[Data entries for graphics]
#####

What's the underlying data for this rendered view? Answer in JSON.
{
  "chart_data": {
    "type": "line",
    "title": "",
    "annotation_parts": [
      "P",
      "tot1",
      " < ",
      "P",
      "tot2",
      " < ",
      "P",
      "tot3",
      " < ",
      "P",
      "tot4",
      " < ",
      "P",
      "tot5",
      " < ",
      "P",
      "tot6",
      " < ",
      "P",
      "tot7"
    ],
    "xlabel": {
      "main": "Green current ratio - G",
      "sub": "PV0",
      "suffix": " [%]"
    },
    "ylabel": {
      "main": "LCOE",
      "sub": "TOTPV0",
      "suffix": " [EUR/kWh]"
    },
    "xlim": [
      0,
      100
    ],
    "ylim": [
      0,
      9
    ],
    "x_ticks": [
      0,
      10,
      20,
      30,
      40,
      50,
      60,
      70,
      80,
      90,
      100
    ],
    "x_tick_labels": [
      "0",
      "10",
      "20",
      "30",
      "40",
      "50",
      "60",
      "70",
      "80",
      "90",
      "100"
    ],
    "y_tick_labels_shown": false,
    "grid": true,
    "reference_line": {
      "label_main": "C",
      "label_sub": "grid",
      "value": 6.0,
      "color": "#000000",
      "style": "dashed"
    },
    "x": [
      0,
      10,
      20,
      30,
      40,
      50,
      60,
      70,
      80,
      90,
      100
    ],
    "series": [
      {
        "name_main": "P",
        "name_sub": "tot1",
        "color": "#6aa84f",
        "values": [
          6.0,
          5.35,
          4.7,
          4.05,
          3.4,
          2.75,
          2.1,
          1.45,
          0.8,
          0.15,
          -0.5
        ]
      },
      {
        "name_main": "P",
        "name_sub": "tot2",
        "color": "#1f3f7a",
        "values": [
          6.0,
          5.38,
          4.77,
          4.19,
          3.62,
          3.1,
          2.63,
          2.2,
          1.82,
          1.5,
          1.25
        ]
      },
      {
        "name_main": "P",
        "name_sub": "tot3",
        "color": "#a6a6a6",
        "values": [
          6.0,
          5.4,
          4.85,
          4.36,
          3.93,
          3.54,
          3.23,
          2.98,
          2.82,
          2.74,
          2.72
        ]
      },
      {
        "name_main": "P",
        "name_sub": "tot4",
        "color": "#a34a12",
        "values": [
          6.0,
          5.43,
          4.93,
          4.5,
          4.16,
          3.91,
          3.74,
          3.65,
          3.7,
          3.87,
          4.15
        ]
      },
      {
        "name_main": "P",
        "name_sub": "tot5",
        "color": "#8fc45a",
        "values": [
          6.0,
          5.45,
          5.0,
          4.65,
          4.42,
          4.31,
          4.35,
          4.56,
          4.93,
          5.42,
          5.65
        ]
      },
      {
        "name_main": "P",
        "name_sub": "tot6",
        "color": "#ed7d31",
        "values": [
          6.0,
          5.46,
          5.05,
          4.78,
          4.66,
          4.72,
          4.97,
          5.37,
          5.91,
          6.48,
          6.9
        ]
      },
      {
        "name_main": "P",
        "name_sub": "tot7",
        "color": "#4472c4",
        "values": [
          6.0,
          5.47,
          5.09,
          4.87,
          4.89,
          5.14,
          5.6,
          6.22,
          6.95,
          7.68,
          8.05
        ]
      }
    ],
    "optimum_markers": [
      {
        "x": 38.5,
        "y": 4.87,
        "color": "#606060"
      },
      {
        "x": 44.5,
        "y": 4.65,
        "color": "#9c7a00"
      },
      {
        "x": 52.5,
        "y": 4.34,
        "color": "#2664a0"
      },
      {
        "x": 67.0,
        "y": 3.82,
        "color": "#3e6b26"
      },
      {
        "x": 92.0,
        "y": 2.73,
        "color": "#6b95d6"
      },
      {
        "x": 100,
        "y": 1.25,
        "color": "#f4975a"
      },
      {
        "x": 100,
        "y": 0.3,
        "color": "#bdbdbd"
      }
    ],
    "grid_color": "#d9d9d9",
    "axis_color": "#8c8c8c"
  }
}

#####

# Direction:
Reproduce the records word for word.

# Answer to this task:
What's the underlying data for this rendered view? Answer in JSON.
{
  "chart_data": {
    "type": "line",
    "title": "",
    "annotation_parts": [
      "P",
      "tot1",
      " < ",
      "P",
      "tot2",
      " < ",
      "P",
      "tot3",
      " < ",
      "P",
      "tot4",
      " < ",
      "P",
      "tot5",
      " < ",
      "P",
      "tot6",
      " < ",
      "P",
      "tot7"
    ],
    "xlabel": {
      "main": "Green current ratio - G",
      "sub": "PV0",
      "suffix": " [%]"
    },
    "ylabel": {
      "main": "LCOE",
      "sub": "TOTPV0",
      "suffix": " [EUR/kWh]"
    },
    "xlim": [
      0,
      100
    ],
    "ylim": [
      0,
      9
    ],
    "x_ticks": [
      0,
      10,
      20,
      30,
      40,
      50,
      60,
      70,
      80,
      90,
      100
    ],
    "x_tick_labels": [
      "0",
      "10",
      "20",
      "30",
      "40",
      "50",
      "60",
      "70",
      "80",
      "90",
      "100"
    ],
    "y_tick_labels_shown": false,
    "grid": true,
    "reference_line": {
      "label_main": "C",
      "label_sub": "grid",
      "value": 6.0,
      "color": "#000000",
      "style": "dashed"
    },
    "x": [
      0,
      10,
      20,
      30,
      40,
      50,
      60,
      70,
      80,
      90,
      100
    ],
    "series": [
      {
        "name_main": "P",
        "name_sub": "tot1",
        "color": "#6aa84f",
        "values": [
          6.0,
          5.35,
          4.7,
          4.05,
          3.4,
          2.75,
          2.1,
          1.45,
          0.8,
          0.15,
          -0.5
        ]
      },
      {
        "name_main": "P",
        "name_sub": "tot2",
        "color": "#1f3f7a",
        "values": [
          6.0,
          5.38,
          4.77,
          4.19,
          3.62,
          3.1,
          2.63,
          2.2,
          1.82,
          1.5,
          1.25
        ]
      },
      {
        "name_main": "P",
        "name_sub": "tot3",
        "color": "#a6a6a6",
        "values": [
          6.0,
          5.4,
          4.85,
          4.36,
          3.93,
          3.54,
          3.23,
          2.98,
          2.82,
          2.74,
          2.72
        ]
      },
      {
        "name_main": "P",
        "name_sub": "tot4",
        "color": "#a34a12",
        "values": [
          6.0,
          5.43,
          4.93,
          4.5,
          4.16,
          3.91,
          3.74,
          3.65,
          3.7,
          3.87,
          4.15
        ]
      },
      {
        "name_main": "P",
        "name_sub": "tot5",
        "color": "#8fc45a",
        "values": [
          6.0,
          5.45,
          5.0,
          4.65,
          4.42,
          4.31,
          4.35,
          4.56,
          4.93,
          5.42,
          5.65
        ]
      },
      {
        "name_main": "P",
        "name_sub": "tot6",
        "color": "#ed7d31",
        "values": [
          6.0,
          5.46,
          5.05,
          4.78,
          4.66,
          4.72,
          4.97,
          5.37,
          5.91,
          6.48,
          6.9
        ]
      },
      {
        "name_main": "P",
        "name_sub": "tot7",
        "color": "#4472c4",
        "values": [
          6.0,
          5.47,
          5.09,
          4.87,
          4.89,
          5.14,
          5.6,
          6.22,
          6.95,
          7.68,
          8.05
        ]
      }
    ],
    "optimum_markers": [
      {
        "x": 38.5,
        "y": 4.87,
        "color": "#606060"
      },
      {
        "x": 44.5,
        "y": 4.65,
        "color": "#9c7a00"
      },
      {
        "x": 52.5,
        "y": 4.34,
        "color": "#2664a0"
      },
      {
        "x": 67.0,
        "y": 3.82,
        "color": "#3e6b26"
      },
      {
        "x": 92.0,
        "y": 2.73,
        "color": "#6b95d6"
      },
      {
        "x": 100,
        "y": 1.25,
        "color": "#f4975a"
      },
      {
        "x": 100,
        "y": 0.3,
        "color": "#bdbdbd"
      }
    ],
    "grid_color": "#d9d9d9",
    "axis_color": "#8c8c8c"
  }
}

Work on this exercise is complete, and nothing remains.